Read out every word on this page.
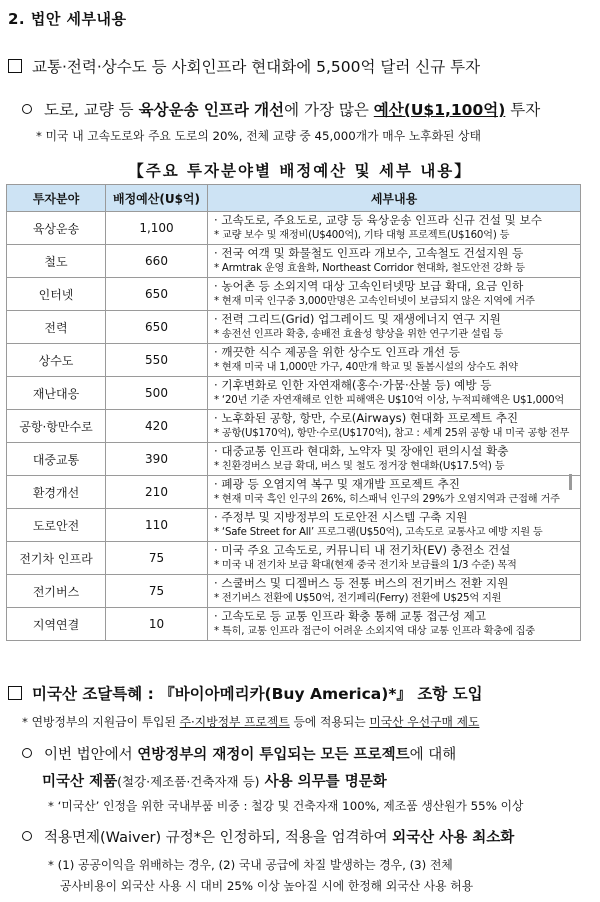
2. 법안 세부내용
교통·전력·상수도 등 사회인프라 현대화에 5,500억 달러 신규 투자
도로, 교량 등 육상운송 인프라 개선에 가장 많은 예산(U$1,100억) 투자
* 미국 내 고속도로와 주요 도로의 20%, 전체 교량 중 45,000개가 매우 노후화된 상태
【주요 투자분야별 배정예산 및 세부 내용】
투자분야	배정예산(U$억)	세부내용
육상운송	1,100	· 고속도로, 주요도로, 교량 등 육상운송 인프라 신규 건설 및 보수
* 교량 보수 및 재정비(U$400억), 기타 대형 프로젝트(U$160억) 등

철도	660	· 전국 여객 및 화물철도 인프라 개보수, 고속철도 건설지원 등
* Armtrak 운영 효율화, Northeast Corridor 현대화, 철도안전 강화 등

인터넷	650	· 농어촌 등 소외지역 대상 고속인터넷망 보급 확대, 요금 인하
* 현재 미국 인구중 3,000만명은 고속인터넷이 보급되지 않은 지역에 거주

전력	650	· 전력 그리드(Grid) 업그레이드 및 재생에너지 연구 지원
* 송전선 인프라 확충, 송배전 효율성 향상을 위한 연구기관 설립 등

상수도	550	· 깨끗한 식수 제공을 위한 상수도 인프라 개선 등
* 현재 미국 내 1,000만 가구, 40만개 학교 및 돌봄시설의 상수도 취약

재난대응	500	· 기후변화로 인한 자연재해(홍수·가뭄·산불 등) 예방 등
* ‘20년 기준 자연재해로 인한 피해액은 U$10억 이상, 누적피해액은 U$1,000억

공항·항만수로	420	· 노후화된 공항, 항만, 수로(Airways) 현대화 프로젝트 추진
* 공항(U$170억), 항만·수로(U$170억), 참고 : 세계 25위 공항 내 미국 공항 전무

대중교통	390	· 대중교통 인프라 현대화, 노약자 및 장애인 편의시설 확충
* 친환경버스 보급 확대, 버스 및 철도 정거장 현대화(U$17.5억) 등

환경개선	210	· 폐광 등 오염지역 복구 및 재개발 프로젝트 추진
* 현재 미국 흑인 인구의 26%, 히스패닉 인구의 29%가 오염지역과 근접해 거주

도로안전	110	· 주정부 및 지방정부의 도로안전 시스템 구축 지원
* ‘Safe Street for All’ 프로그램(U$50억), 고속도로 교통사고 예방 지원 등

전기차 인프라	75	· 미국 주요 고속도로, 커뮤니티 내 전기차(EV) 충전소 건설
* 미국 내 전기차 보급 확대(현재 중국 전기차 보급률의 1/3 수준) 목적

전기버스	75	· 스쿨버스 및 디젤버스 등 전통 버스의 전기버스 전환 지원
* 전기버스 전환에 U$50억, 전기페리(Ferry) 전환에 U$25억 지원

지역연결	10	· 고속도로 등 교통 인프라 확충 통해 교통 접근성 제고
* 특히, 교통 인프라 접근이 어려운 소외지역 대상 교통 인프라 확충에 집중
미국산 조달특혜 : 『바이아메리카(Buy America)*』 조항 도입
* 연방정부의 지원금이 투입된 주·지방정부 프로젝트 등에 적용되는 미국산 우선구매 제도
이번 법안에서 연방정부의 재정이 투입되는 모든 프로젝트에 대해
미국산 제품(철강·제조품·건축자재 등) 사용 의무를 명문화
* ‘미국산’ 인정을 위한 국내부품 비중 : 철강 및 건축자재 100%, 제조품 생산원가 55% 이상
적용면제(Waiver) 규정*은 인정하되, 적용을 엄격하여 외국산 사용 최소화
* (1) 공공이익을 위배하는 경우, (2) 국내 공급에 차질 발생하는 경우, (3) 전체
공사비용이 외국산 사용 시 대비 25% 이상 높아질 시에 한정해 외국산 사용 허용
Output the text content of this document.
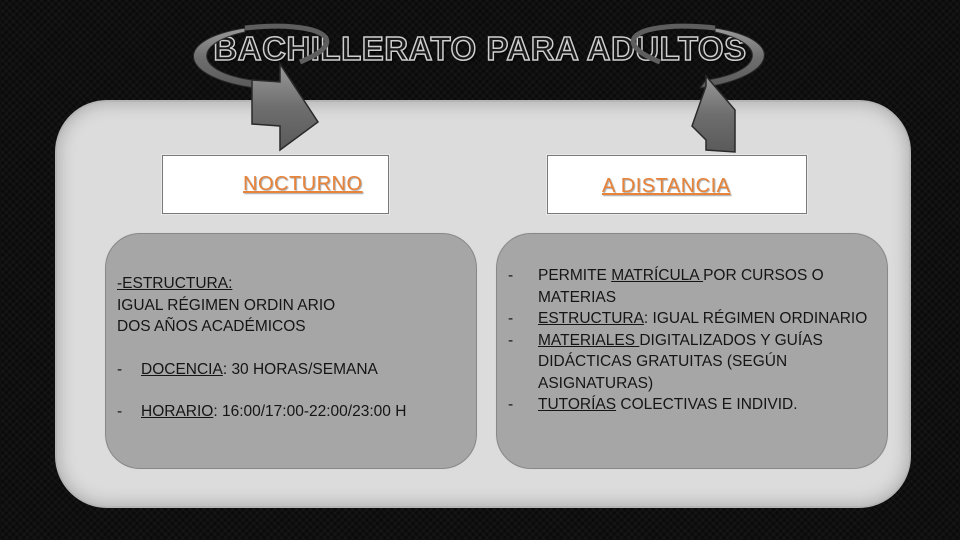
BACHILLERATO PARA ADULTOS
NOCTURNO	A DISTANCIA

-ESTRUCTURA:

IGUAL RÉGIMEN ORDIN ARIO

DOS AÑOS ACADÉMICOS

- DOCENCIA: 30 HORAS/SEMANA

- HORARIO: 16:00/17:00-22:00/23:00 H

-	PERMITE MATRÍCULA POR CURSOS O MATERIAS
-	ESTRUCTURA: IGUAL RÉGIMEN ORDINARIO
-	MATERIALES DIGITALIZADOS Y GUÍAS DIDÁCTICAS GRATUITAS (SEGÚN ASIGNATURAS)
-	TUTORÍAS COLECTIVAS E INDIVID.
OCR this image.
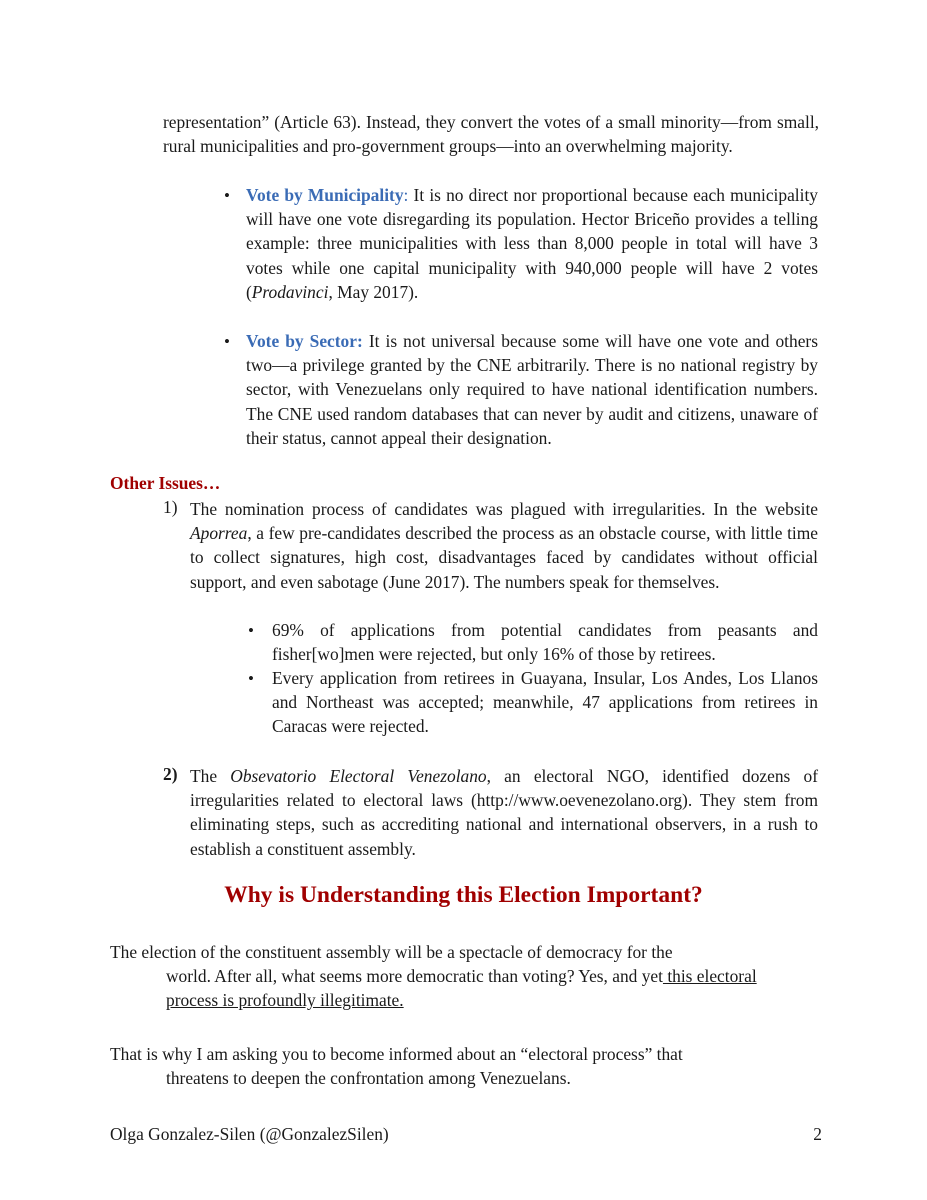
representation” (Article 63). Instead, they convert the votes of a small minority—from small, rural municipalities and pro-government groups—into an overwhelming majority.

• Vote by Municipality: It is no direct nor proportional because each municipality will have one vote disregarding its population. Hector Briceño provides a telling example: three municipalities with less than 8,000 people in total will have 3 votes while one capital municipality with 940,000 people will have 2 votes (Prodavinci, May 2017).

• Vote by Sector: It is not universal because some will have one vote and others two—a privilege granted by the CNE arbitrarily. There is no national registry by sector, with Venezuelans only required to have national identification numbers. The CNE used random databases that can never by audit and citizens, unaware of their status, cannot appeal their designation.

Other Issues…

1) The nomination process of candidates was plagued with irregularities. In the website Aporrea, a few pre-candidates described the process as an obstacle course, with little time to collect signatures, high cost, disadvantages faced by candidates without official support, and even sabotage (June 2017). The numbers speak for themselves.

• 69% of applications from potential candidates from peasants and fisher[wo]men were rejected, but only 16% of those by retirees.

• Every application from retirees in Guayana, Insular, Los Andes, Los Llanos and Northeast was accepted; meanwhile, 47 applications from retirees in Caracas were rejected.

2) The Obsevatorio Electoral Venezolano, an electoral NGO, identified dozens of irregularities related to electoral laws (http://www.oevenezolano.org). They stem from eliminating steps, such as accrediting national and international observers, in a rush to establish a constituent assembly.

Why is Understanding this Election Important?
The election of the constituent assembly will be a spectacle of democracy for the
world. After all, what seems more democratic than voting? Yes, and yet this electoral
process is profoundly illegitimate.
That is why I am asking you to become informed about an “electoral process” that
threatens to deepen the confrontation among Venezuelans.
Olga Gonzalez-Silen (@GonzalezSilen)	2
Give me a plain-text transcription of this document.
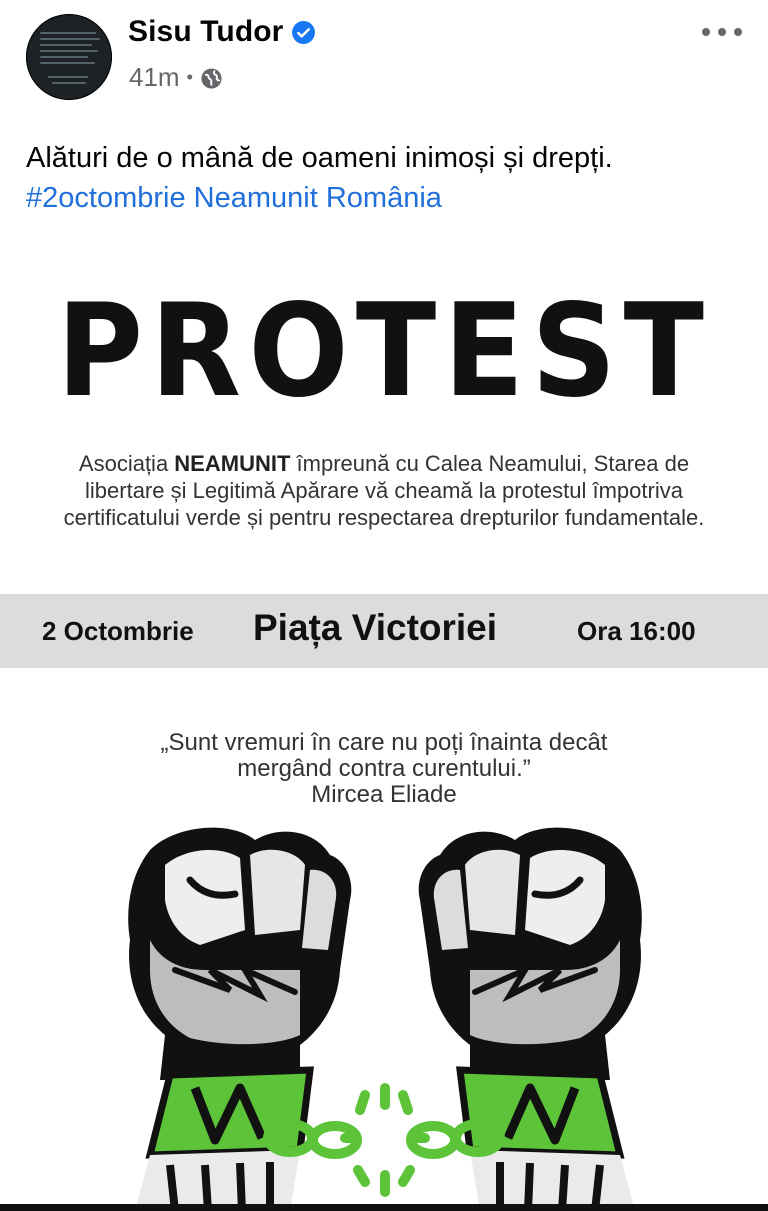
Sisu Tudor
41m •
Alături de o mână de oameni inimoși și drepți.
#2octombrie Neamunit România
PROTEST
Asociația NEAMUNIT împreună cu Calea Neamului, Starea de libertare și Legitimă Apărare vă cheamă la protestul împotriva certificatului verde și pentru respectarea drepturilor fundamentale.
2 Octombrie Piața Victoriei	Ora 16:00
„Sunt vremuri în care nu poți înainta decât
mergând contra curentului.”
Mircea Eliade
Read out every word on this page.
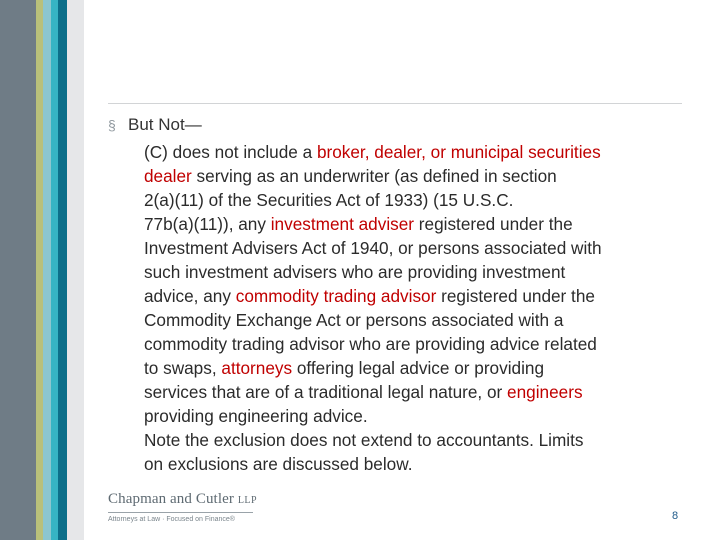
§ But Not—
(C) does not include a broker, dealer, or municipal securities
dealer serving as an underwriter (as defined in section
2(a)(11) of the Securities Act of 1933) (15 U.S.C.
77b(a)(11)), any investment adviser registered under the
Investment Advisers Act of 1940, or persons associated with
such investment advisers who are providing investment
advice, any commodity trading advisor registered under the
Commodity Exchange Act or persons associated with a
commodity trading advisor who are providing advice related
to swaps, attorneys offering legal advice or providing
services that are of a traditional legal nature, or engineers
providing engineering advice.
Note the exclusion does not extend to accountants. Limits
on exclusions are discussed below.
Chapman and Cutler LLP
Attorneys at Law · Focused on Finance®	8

□ □ □

→ WRITTEN REQUEST: Copy the records above exactly. The pictures are not part of the copy.

→ TASK OUTPUT:
Read out every word on this page.
2. 법안 세부내용
교통·전력·상수도 등 사회인프라 현대화에 5,500억 달러 신규 투자
도로, 교량 등 육상운송 인프라 개선에 가장 많은 예산(U$1,100억) 투자
* 미국 내 고속도로와 주요 도로의 20%, 전체 교량 중 45,000개가 매우 노후화된 상태
【주요 투자분야별 배정예산 및 세부 내용】
투자분야	배정예산(U$억)	세부내용
육상운송	1,100	· 고속도로, 주요도로, 교량 등 육상운송 인프라 신규 건설 및 보수
* 교량 보수 및 재정비(U$400억), 기타 대형 프로젝트(U$160억) 등

철도	660	· 전국 여객 및 화물철도 인프라 개보수, 고속철도 건설지원 등
* Armtrak 운영 효율화, Northeast Corridor 현대화, 철도안전 강화 등

인터넷	650	· 농어촌 등 소외지역 대상 고속인터넷망 보급 확대, 요금 인하
* 현재 미국 인구중 3,000만명은 고속인터넷이 보급되지 않은 지역에 거주

전력	650	· 전력 그리드(Grid) 업그레이드 및 재생에너지 연구 지원
* 송전선 인프라 확충, 송배전 효율성 향상을 위한 연구기관 설립 등

상수도	550	· 깨끗한 식수 제공을 위한 상수도 인프라 개선 등
* 현재 미국 내 1,000만 가구, 40만개 학교 및 돌봄시설의 상수도 취약

재난대응	500	· 기후변화로 인한 자연재해(홍수·가뭄·산불 등) 예방 등
* ‘20년 기준 자연재해로 인한 피해액은 U$10억 이상, 누적피해액은 U$1,000억

공항·항만수로	420	· 노후화된 공항, 항만, 수로(Airways) 현대화 프로젝트 추진
* 공항(U$170억), 항만·수로(U$170억), 참고 : 세계 25위 공항 내 미국 공항 전무

대중교통	390	· 대중교통 인프라 현대화, 노약자 및 장애인 편의시설 확충
* 친환경버스 보급 확대, 버스 및 철도 정거장 현대화(U$17.5억) 등

환경개선	210	· 폐광 등 오염지역 복구 및 재개발 프로젝트 추진
* 현재 미국 흑인 인구의 26%, 히스패닉 인구의 29%가 오염지역과 근접해 거주

도로안전	110	· 주정부 및 지방정부의 도로안전 시스템 구축 지원
* ‘Safe Street for All’ 프로그램(U$50억), 고속도로 교통사고 예방 지원 등

전기차 인프라	75	· 미국 주요 고속도로, 커뮤니티 내 전기차(EV) 충전소 건설
* 미국 내 전기차 보급 확대(현재 중국 전기차 보급률의 1/3 수준) 목적

전기버스	75	· 스쿨버스 및 디젤버스 등 전통 버스의 전기버스 전환 지원
* 전기버스 전환에 U$50억, 전기페리(Ferry) 전환에 U$25억 지원

지역연결	10	· 고속도로 등 교통 인프라 확충 통해 교통 접근성 제고
* 특히, 교통 인프라 접근이 어려운 소외지역 대상 교통 인프라 확충에 집중
미국산 조달특혜 : 『바이아메리카(Buy America)*』 조항 도입
* 연방정부의 지원금이 투입된 주·지방정부 프로젝트 등에 적용되는 미국산 우선구매 제도
이번 법안에서 연방정부의 재정이 투입되는 모든 프로젝트에 대해
미국산 제품(철강·제조품·건축자재 등) 사용 의무를 명문화
* ‘미국산’ 인정을 위한 국내부품 비중 : 철강 및 건축자재 100%, 제조품 생산원가 55% 이상
적용면제(Waiver) 규정*은 인정하되, 적용을 엄격하여 외국산 사용 최소화
* (1) 공공이익을 위배하는 경우, (2) 국내 공급에 차질 발생하는 경우, (3) 전체
공사비용이 외국산 사용 시 대비 25% 이상 높아질 시에 한정해 외국산 사용 허용
Output the text content of this document.
BACHILLERATO PARA ADULTOS
NOCTURNO	A DISTANCIA

-ESTRUCTURA:

IGUAL RÉGIMEN ORDIN ARIO

DOS AÑOS ACADÉMICOS

- DOCENCIA: 30 HORAS/SEMANA

- HORARIO: 16:00/17:00-22:00/23:00 H

-	PERMITE MATRÍCULA POR CURSOS O MATERIAS
-	ESTRUCTURA: IGUAL RÉGIMEN ORDINARIO
-	MATERIALES DIGITALIZADOS Y GUÍAS DIDÁCTICAS GRATUITAS (SEGÚN ASIGNATURAS)
-	TUTORÍAS COLECTIVAS E INDIVID.
OCR this image.
representation” (Article 63). Instead, they convert the votes of a small minority—from small, rural municipalities and pro-government groups—into an overwhelming majority.

• Vote by Municipality: It is no direct nor proportional because each municipality will have one vote disregarding its population. Hector Briceño provides a telling example: three municipalities with less than 8,000 people in total will have 3 votes while one capital municipality with 940,000 people will have 2 votes (Prodavinci, May 2017).

• Vote by Sector: It is not universal because some will have one vote and others two—a privilege granted by the CNE arbitrarily. There is no national registry by sector, with Venezuelans only required to have national identification numbers. The CNE used random databases that can never by audit and citizens, unaware of their status, cannot appeal their designation.

Other Issues…

1) The nomination process of candidates was plagued with irregularities. In the website Aporrea, a few pre-candidates described the process as an obstacle course, with little time to collect signatures, high cost, disadvantages faced by candidates without official support, and even sabotage (June 2017). The numbers speak for themselves.

• 69% of applications from potential candidates from peasants and fisher[wo]men were rejected, but only 16% of those by retirees.

• Every application from retirees in Guayana, Insular, Los Andes, Los Llanos and Northeast was accepted; meanwhile, 47 applications from retirees in Caracas were rejected.

2) The Obsevatorio Electoral Venezolano, an electoral NGO, identified dozens of irregularities related to electoral laws (http://www.oevenezolano.org). They stem from eliminating steps, such as accrediting national and international observers, in a rush to establish a constituent assembly.

Why is Understanding this Election Important?
The election of the constituent assembly will be a spectacle of democracy for the
world. After all, what seems more democratic than voting? Yes, and yet this electoral
process is profoundly illegitimate.
That is why I am asking you to become informed about an “electoral process” that
threatens to deepen the confrontation among Venezuelans.
Olga Gonzalez-Silen (@GonzalezSilen)	2
Give me a plain-text transcription of this document.
Sisu Tudor
41m •
Alături de o mână de oameni inimoși și drepți.
#2octombrie Neamunit România
PROTEST
Asociația NEAMUNIT împreună cu Calea Neamului, Starea de libertare și Legitimă Apărare vă cheamă la protestul împotriva certificatului verde și pentru respectarea drepturilor fundamentale.
2 Octombrie Piața Victoriei	Ora 16:00
„Sunt vremuri în care nu poți înainta decât
mergând contra curentului.”
Mircea Eliade
Read out every word on this page.
§ But Not—
(C) does not include a broker, dealer, or municipal securities
dealer serving as an underwriter (as defined in section
2(a)(11) of the Securities Act of 1933) (15 U.S.C.
77b(a)(11)), any investment adviser registered under the
Investment Advisers Act of 1940, or persons associated with
such investment advisers who are providing investment
advice, any commodity trading advisor registered under the
Commodity Exchange Act or persons associated with a
commodity trading advisor who are providing advice related
to swaps, attorneys offering legal advice or providing
services that are of a traditional legal nature, or engineers
providing engineering advice.
Note the exclusion does not extend to accountants. Limits
on exclusions are discussed below.
Chapman and Cutler LLP
Attorneys at Law · Focused on Finance®	8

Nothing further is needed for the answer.